== Your task ==
Identify the lines that contain the string "давлением" and report only how many there are.

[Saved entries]
● ● ● ● ● ● ●

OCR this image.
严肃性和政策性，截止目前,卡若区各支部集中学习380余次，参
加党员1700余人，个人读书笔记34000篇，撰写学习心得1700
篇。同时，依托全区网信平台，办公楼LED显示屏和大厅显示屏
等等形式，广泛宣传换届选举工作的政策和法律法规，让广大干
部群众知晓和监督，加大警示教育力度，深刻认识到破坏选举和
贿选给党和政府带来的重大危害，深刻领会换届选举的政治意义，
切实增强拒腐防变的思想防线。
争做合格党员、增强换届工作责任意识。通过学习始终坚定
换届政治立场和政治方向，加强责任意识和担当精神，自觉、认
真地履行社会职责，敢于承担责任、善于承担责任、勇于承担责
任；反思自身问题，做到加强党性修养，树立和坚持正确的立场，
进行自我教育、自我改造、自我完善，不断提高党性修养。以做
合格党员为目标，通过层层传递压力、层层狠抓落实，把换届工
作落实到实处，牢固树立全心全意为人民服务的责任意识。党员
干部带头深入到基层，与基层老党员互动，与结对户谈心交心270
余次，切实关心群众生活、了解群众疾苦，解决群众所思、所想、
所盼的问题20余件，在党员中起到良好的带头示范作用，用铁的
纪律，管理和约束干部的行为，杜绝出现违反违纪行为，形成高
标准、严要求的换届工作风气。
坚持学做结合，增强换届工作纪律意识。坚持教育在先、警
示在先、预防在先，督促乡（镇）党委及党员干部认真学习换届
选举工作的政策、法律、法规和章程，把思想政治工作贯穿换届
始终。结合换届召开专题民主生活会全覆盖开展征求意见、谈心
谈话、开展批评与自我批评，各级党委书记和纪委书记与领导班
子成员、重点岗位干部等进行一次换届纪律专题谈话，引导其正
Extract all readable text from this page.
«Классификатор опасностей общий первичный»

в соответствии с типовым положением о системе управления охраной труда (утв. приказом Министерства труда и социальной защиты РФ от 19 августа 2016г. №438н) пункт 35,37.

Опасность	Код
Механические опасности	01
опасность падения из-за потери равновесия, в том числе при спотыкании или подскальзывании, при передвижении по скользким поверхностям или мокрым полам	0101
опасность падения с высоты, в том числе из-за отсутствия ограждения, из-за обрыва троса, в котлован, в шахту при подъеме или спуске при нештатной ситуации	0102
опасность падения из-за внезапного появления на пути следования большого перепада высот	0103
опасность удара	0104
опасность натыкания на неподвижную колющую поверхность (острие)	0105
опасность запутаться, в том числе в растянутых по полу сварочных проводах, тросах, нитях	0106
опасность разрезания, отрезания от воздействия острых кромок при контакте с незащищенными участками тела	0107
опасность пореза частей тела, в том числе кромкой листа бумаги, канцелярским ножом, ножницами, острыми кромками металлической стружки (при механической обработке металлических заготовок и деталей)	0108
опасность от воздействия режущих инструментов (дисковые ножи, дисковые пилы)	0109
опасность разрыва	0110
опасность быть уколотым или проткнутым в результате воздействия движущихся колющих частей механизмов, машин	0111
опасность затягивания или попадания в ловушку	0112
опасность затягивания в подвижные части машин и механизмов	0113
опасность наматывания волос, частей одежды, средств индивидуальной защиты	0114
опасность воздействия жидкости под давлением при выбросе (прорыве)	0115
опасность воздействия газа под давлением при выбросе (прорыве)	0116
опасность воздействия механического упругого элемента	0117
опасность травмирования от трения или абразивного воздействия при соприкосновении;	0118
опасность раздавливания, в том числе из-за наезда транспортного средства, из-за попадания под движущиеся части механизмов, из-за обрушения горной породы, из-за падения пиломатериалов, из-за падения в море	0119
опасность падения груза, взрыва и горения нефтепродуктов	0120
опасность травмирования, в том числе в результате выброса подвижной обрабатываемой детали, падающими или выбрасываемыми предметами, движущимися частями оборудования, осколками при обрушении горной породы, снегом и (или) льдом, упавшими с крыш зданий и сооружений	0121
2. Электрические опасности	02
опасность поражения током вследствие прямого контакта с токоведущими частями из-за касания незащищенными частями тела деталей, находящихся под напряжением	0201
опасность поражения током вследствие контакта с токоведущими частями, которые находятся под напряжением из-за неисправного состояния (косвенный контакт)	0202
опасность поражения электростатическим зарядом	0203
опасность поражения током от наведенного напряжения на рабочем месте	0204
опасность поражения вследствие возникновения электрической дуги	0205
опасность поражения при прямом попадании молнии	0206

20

● ● ● ● ● ● ●

== Full response ==
2